▸ Prompt
Please output the lines shown below exactly as they appear.

▸ Rows

---*---

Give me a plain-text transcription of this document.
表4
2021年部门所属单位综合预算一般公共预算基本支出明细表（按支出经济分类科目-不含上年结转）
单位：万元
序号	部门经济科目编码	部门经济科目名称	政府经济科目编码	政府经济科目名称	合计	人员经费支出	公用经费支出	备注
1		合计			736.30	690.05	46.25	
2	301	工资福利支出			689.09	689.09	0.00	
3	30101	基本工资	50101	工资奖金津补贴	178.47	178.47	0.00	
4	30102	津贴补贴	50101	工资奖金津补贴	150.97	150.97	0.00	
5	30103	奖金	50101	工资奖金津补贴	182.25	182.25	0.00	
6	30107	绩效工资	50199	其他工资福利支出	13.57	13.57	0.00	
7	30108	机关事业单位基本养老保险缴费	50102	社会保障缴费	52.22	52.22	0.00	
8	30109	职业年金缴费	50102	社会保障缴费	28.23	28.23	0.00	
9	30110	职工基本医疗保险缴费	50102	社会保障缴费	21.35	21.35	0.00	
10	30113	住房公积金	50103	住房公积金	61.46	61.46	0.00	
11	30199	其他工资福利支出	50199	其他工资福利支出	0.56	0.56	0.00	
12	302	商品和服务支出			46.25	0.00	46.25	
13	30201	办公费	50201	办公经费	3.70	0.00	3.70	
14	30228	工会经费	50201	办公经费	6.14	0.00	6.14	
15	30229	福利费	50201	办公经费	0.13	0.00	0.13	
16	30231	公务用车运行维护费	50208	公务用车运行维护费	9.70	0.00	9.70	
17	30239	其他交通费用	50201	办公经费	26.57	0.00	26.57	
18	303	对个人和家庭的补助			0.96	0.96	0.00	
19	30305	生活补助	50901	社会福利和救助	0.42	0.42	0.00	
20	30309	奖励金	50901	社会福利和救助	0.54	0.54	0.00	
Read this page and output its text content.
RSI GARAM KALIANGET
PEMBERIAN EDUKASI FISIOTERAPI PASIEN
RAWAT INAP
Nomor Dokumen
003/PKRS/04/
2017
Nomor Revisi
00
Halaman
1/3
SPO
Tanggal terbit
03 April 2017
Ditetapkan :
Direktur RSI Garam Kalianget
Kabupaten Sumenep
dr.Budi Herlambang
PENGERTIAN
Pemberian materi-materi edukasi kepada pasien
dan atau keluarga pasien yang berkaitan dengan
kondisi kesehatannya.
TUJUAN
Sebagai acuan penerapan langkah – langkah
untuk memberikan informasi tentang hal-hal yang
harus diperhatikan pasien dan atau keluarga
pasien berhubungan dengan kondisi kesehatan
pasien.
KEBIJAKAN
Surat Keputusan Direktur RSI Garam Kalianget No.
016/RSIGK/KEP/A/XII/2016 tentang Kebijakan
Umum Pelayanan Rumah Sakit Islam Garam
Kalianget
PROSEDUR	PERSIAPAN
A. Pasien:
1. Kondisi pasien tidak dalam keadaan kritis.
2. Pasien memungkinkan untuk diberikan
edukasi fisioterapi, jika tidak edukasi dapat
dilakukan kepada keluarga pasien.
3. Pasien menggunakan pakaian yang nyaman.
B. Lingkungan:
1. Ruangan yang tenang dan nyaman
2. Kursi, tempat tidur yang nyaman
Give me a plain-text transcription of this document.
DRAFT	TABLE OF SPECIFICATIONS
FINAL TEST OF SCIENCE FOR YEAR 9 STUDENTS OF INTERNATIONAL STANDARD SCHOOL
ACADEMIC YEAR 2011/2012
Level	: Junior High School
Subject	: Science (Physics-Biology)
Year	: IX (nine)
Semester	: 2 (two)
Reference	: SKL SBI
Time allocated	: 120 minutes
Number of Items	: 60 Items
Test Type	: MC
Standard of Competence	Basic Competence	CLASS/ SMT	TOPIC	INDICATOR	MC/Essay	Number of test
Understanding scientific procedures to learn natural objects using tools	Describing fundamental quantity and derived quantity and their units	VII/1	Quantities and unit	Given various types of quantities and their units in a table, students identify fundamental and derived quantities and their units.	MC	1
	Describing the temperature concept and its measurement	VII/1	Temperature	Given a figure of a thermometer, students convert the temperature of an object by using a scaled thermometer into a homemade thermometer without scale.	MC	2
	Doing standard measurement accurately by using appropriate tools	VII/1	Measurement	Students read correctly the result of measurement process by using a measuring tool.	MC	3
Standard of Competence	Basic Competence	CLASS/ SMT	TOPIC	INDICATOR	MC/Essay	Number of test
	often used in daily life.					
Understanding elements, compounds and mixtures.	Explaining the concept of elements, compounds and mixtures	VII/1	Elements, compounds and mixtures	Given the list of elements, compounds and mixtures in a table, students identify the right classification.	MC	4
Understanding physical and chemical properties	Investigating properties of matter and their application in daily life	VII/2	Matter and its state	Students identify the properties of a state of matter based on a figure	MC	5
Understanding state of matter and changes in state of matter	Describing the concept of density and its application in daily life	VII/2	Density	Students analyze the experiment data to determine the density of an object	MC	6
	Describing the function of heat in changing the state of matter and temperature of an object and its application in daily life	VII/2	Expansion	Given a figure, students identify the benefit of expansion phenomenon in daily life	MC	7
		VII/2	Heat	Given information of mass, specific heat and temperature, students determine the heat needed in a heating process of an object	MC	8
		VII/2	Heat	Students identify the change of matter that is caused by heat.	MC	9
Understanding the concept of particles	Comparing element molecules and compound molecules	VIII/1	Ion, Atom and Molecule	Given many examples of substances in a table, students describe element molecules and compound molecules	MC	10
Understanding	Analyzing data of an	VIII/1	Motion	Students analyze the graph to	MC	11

---*---

▸ Exercise answer
Give me a plain-text transcription of this document.
表4
2021年部门所属单位综合预算一般公共预算基本支出明细表（按支出经济分类科目-不含上年结转）
单位：万元
序号	部门经济科目编码	部门经济科目名称	政府经济科目编码	政府经济科目名称	合计	人员经费支出	公用经费支出	备注
1		合计			736.30	690.05	46.25	
2	301	工资福利支出			689.09	689.09	0.00	
3	30101	基本工资	50101	工资奖金津补贴	178.47	178.47	0.00	
4	30102	津贴补贴	50101	工资奖金津补贴	150.97	150.97	0.00	
5	30103	奖金	50101	工资奖金津补贴	182.25	182.25	0.00	
6	30107	绩效工资	50199	其他工资福利支出	13.57	13.57	0.00	
7	30108	机关事业单位基本养老保险缴费	50102	社会保障缴费	52.22	52.22	0.00	
8	30109	职业年金缴费	50102	社会保障缴费	28.23	28.23	0.00	
9	30110	职工基本医疗保险缴费	50102	社会保障缴费	21.35	21.35	0.00	
10	30113	住房公积金	50103	住房公积金	61.46	61.46	0.00	
11	30199	其他工资福利支出	50199	其他工资福利支出	0.56	0.56	0.00	
12	302	商品和服务支出			46.25	0.00	46.25	
13	30201	办公费	50201	办公经费	3.70	0.00	3.70	
14	30228	工会经费	50201	办公经费	6.14	0.00	6.14	
15	30229	福利费	50201	办公经费	0.13	0.00	0.13	
16	30231	公务用车运行维护费	50208	公务用车运行维护费	9.70	0.00	9.70	
17	30239	其他交通费用	50201	办公经费	26.57	0.00	26.57	
18	303	对个人和家庭的补助			0.96	0.96	0.00	
19	30305	生活补助	50901	社会福利和救助	0.42	0.42	0.00	
20	30309	奖励金	50901	社会福利和救助	0.54	0.54	0.00	
Read this page and output its text content.
RSI GARAM KALIANGET
PEMBERIAN EDUKASI FISIOTERAPI PASIEN
RAWAT INAP
Nomor Dokumen
003/PKRS/04/
2017
Nomor Revisi
00
Halaman
1/3
SPO
Tanggal terbit
03 April 2017
Ditetapkan :
Direktur RSI Garam Kalianget
Kabupaten Sumenep
dr.Budi Herlambang
PENGERTIAN
Pemberian materi-materi edukasi kepada pasien
dan atau keluarga pasien yang berkaitan dengan
kondisi kesehatannya.
TUJUAN
Sebagai acuan penerapan langkah – langkah
untuk memberikan informasi tentang hal-hal yang
harus diperhatikan pasien dan atau keluarga
pasien berhubungan dengan kondisi kesehatan
pasien.
KEBIJAKAN
Surat Keputusan Direktur RSI Garam Kalianget No.
016/RSIGK/KEP/A/XII/2016 tentang Kebijakan
Umum Pelayanan Rumah Sakit Islam Garam
Kalianget
PROSEDUR	PERSIAPAN
A. Pasien:
1. Kondisi pasien tidak dalam keadaan kritis.
2. Pasien memungkinkan untuk diberikan
edukasi fisioterapi, jika tidak edukasi dapat
dilakukan kepada keluarga pasien.
3. Pasien menggunakan pakaian yang nyaman.
B. Lingkungan:
1. Ruangan yang tenang dan nyaman
2. Kursi, tempat tidur yang nyaman
Give me a plain-text transcription of this document.
DRAFT	TABLE OF SPECIFICATIONS
FINAL TEST OF SCIENCE FOR YEAR 9 STUDENTS OF INTERNATIONAL STANDARD SCHOOL
ACADEMIC YEAR 2011/2012
Level	: Junior High School
Subject	: Science (Physics-Biology)
Year	: IX (nine)
Semester	: 2 (two)
Reference	: SKL SBI
Time allocated	: 120 minutes
Number of Items	: 60 Items
Test Type	: MC
Standard of Competence	Basic Competence	CLASS/ SMT	TOPIC	INDICATOR	MC/Essay	Number of test
Understanding scientific procedures to learn natural objects using tools	Describing fundamental quantity and derived quantity and their units	VII/1	Quantities and unit	Given various types of quantities and their units in a table, students identify fundamental and derived quantities and their units.	MC	1
	Describing the temperature concept and its measurement	VII/1	Temperature	Given a figure of a thermometer, students convert the temperature of an object by using a scaled thermometer into a homemade thermometer without scale.	MC	2
	Doing standard measurement accurately by using appropriate tools	VII/1	Measurement	Students read correctly the result of measurement process by using a measuring tool.	MC	3
Standard of Competence	Basic Competence	CLASS/ SMT	TOPIC	INDICATOR	MC/Essay	Number of test
	often used in daily life.					
Understanding elements, compounds and mixtures.	Explaining the concept of elements, compounds and mixtures	VII/1	Elements, compounds and mixtures	Given the list of elements, compounds and mixtures in a table, students identify the right classification.	MC	4
Understanding physical and chemical properties	Investigating properties of matter and their application in daily life	VII/2	Matter and its state	Students identify the properties of a state of matter based on a figure	MC	5
Understanding state of matter and changes in state of matter	Describing the concept of density and its application in daily life	VII/2	Density	Students analyze the experiment data to determine the density of an object	MC	6
	Describing the function of heat in changing the state of matter and temperature of an object and its application in daily life	VII/2	Expansion	Given a figure, students identify the benefit of expansion phenomenon in daily life	MC	7
		VII/2	Heat	Given information of mass, specific heat and temperature, students determine the heat needed in a heating process of an object	MC	8
		VII/2	Heat	Students identify the change of matter that is caused by heat.	MC	9
Understanding the concept of particles	Comparing element molecules and compound molecules	VIII/1	Ion, Atom and Molecule	Given many examples of substances in a table, students describe element molecules and compound molecules	MC	10
Understanding	Analyzing data of an	VIII/1	Motion	Students analyze the graph to	MC	11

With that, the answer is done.